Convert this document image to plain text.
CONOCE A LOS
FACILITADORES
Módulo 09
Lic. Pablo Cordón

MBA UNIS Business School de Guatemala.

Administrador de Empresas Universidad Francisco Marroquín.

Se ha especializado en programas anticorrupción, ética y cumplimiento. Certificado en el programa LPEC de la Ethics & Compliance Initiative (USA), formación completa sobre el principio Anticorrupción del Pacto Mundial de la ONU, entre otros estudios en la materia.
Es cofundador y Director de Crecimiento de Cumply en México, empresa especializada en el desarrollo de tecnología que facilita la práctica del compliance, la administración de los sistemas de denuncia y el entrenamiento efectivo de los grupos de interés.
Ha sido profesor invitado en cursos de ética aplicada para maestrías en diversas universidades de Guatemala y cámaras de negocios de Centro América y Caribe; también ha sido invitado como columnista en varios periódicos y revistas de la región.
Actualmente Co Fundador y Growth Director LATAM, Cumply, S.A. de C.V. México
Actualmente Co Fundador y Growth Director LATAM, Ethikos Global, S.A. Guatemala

════

Written exercise —
Identify the lines that hold the word "Guatemala". Copy every one of them.

Output below —
MBA UNIS Business School de Guatemala.
Ha sido profesor invitado en cursos de ética aplicada para maestrías en diversas universidades de Guatemala y cámaras de negocios de Centro América y Caribe; también ha sido invitado como columnista en varios periódicos y revistas de la región.
Actualmente Co Fundador y Growth Director LATAM, Ethikos Global, S.A. Guatemala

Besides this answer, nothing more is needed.